## [TASK REQUIREMENTS]
Pictures appear in the records below; write out everything else exactly.

## [DATASET CONTENT]
::::
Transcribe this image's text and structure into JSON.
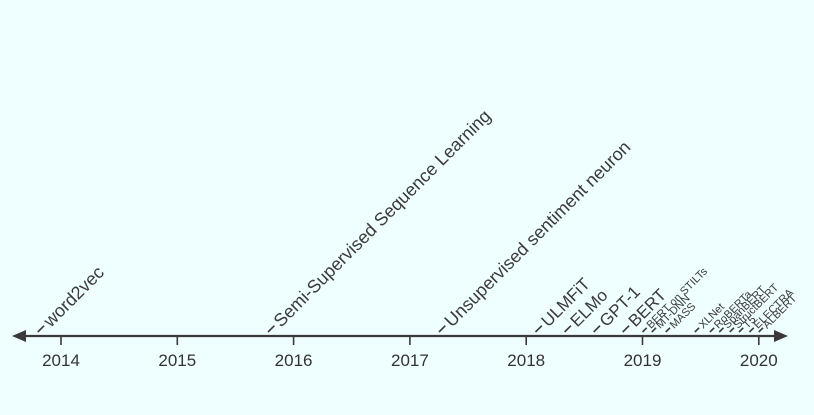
{
  "timeline": {
    "years": [
      "2014",
      "2015",
      "2016",
      "2017",
      "2018",
      "2019",
      "2020"
    ],
    "events": [
      {
        "label": "word2vec",
        "date": 2013.8
      },
      {
        "label": "Semi-Supervised Sequence Learning",
        "date": 2015.78
      },
      {
        "label": "Unsupervised sentiment neuron",
        "date": 2017.25
      },
      {
        "label": "ULMFiT",
        "date": 2018.08
      },
      {
        "label": "ELMo",
        "date": 2018.33
      },
      {
        "label": "GPT-1",
        "date": 2018.58
      },
      {
        "label": "BERT",
        "date": 2018.83
      },
      {
        "label": "BERT on STILTs",
        "date": 2019.0
      },
      {
        "label": "MT-DNN",
        "date": 2019.08
      },
      {
        "label": "MASS",
        "date": 2019.2
      },
      {
        "label": "XLNet",
        "date": 2019.45
      },
      {
        "label": "RoBERTa",
        "date": 2019.58
      },
      {
        "label": "SpanBERT",
        "date": 2019.66
      },
      {
        "label": "StructBERT",
        "date": 2019.75
      },
      {
        "label": "T5",
        "date": 2019.83
      },
      {
        "label": "ELECTRA",
        "date": 2019.92
      },
      {
        "label": "ALBERT",
        "date": 2020.0
      }
    ]
  }
}
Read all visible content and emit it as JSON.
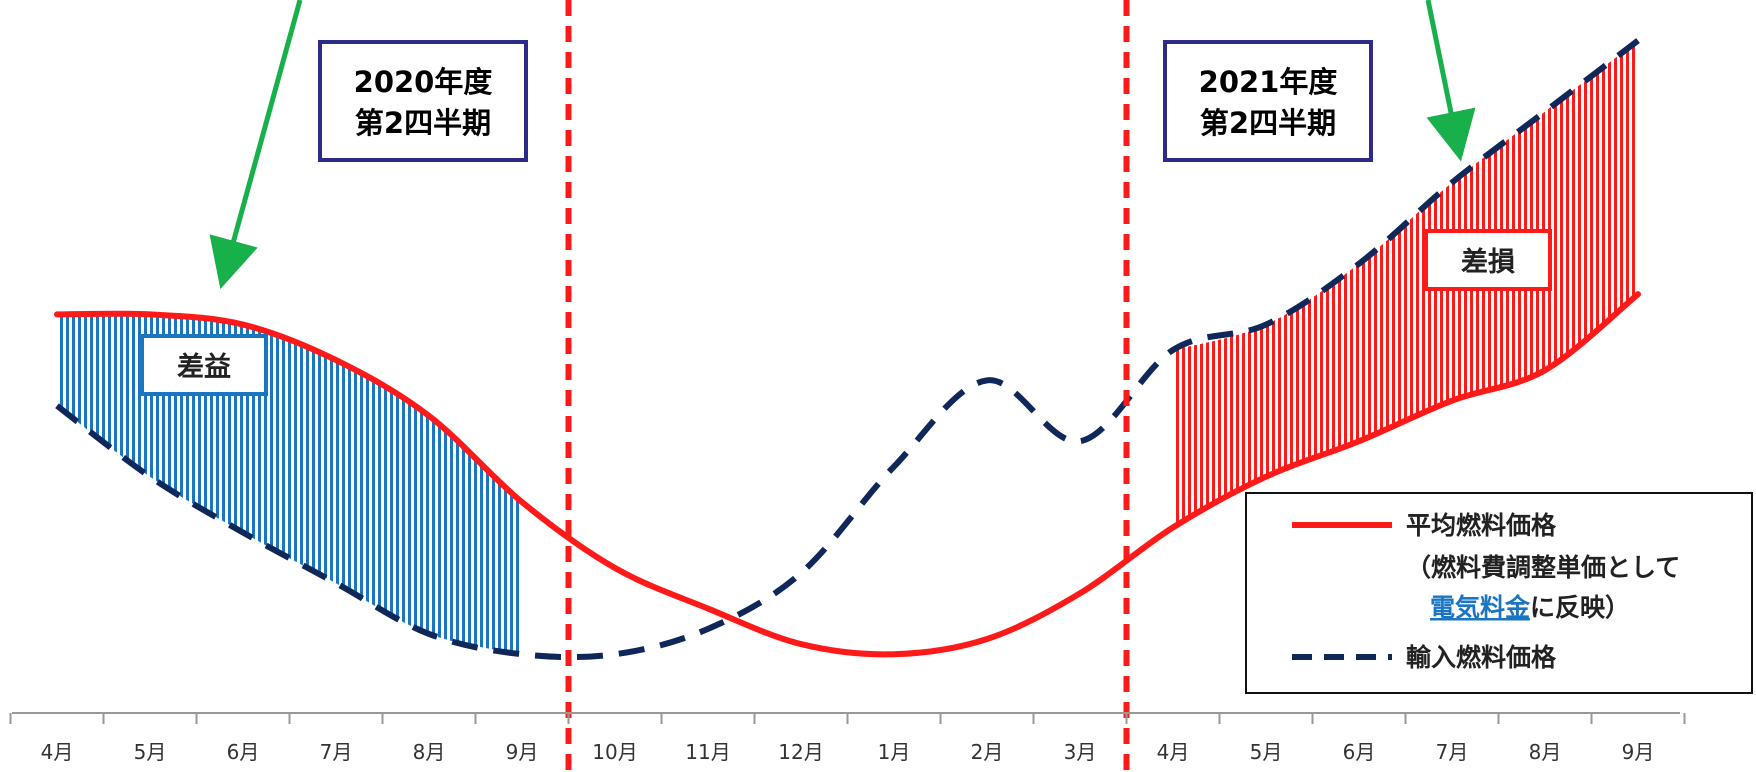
{
  "chart_data": {
    "type": "line",
    "x_labels": [
      "4月",
      "5月",
      "6月",
      "7月",
      "8月",
      "9月",
      "10月",
      "11月",
      "12月",
      "1月",
      "2月",
      "3月",
      "4月",
      "5月",
      "6月",
      "7月",
      "8月",
      "9月"
    ],
    "series": [
      {
        "name": "平均燃料価格",
        "style": "solid",
        "color": "#ff1a1a",
        "values": [
          7.8,
          7.8,
          7.6,
          6.9,
          5.8,
          4.1,
          2.8,
          2.0,
          1.3,
          1.1,
          1.4,
          2.3,
          3.6,
          4.6,
          5.3,
          6.1,
          6.7,
          8.2
        ]
      },
      {
        "name": "輸入燃料価格",
        "style": "dashed",
        "color": "#10275a",
        "values": [
          6.0,
          4.6,
          3.5,
          2.5,
          1.5,
          1.1,
          1.1,
          1.6,
          2.7,
          4.8,
          6.5,
          5.3,
          7.1,
          7.6,
          8.8,
          10.4,
          11.8,
          13.2
        ]
      }
    ],
    "ylim": [
      0,
      14
    ],
    "divider_indices": [
      5.5,
      11.5
    ],
    "grid": false,
    "legend_position": "bottom-right",
    "annotations": {
      "period1": {
        "line1": "2020年度",
        "line2": "第2四半期"
      },
      "period2": {
        "line1": "2021年度",
        "line2": "第2四半期"
      },
      "gain_label": "差益",
      "loss_label": "差損"
    },
    "legend": {
      "solid_label": "平均燃料価格",
      "solid_note_1": "（燃料費調整単価として",
      "solid_note_link": "電気料金",
      "solid_note_2": "に反映）",
      "dashed_label": "輸入燃料価格"
    },
    "colors": {
      "gain_fill": "#1a75c2",
      "loss_fill": "#ff1a1a",
      "box_border": "#2e2a8a",
      "arrow": "#18b04a",
      "divider": "#ff1a1a",
      "link": "#1a75c2"
    }
  }
}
::::
## [PROBLEM SOLUTION]
Transcribe this image's text and structure into JSON.
{
  "timeline": {
    "years": [
      "2014",
      "2015",
      "2016",
      "2017",
      "2018",
      "2019",
      "2020"
    ],
    "events": [
      {
        "label": "word2vec",
        "date": 2013.8
      },
      {
        "label": "Semi-Supervised Sequence Learning",
        "date": 2015.78
      },
      {
        "label": "Unsupervised sentiment neuron",
        "date": 2017.25
      },
      {
        "label": "ULMFiT",
        "date": 2018.08
      },
      {
        "label": "ELMo",
        "date": 2018.33
      },
      {
        "label": "GPT-1",
        "date": 2018.58
      },
      {
        "label": "BERT",
        "date": 2018.83
      },
      {
        "label": "BERT on STILTs",
        "date": 2019.0
      },
      {
        "label": "MT-DNN",
        "date": 2019.08
      },
      {
        "label": "MASS",
        "date": 2019.2
      },
      {
        "label": "XLNet",
        "date": 2019.45
      },
      {
        "label": "RoBERTa",
        "date": 2019.58
      },
      {
        "label": "SpanBERT",
        "date": 2019.66
      },
      {
        "label": "StructBERT",
        "date": 2019.75
      },
      {
        "label": "T5",
        "date": 2019.83
      },
      {
        "label": "ELECTRA",
        "date": 2019.92
      },
      {
        "label": "ALBERT",
        "date": 2020.0
      }
    ]
  }
}
Read all visible content and emit it as JSON.
{
  "chart_data": {
    "type": "line",
    "x_labels": [
      "4月",
      "5月",
      "6月",
      "7月",
      "8月",
      "9月",
      "10月",
      "11月",
      "12月",
      "1月",
      "2月",
      "3月",
      "4月",
      "5月",
      "6月",
      "7月",
      "8月",
      "9月"
    ],
    "series": [
      {
        "name": "平均燃料価格",
        "style": "solid",
        "color": "#ff1a1a",
        "values": [
          7.8,
          7.8,
          7.6,
          6.9,
          5.8,
          4.1,
          2.8,
          2.0,
          1.3,
          1.1,
          1.4,
          2.3,
          3.6,
          4.6,
          5.3,
          6.1,
          6.7,
          8.2
        ]
      },
      {
        "name": "輸入燃料価格",
        "style": "dashed",
        "color": "#10275a",
        "values": [
          6.0,
          4.6,
          3.5,
          2.5,
          1.5,
          1.1,
          1.1,
          1.6,
          2.7,
          4.8,
          6.5,
          5.3,
          7.1,
          7.6,
          8.8,
          10.4,
          11.8,
          13.2
        ]
      }
    ],
    "ylim": [
      0,
      14
    ],
    "divider_indices": [
      5.5,
      11.5
    ],
    "grid": false,
    "legend_position": "bottom-right",
    "annotations": {
      "period1": {
        "line1": "2020年度",
        "line2": "第2四半期"
      },
      "period2": {
        "line1": "2021年度",
        "line2": "第2四半期"
      },
      "gain_label": "差益",
      "loss_label": "差損"
    },
    "legend": {
      "solid_label": "平均燃料価格",
      "solid_note_1": "（燃料費調整単価として",
      "solid_note_link": "電気料金",
      "solid_note_2": "に反映）",
      "dashed_label": "輸入燃料価格"
    },
    "colors": {
      "gain_fill": "#1a75c2",
      "loss_fill": "#ff1a1a",
      "box_border": "#2e2a8a",
      "arrow": "#18b04a",
      "divider": "#ff1a1a",
      "link": "#1a75c2"
    }
  }
}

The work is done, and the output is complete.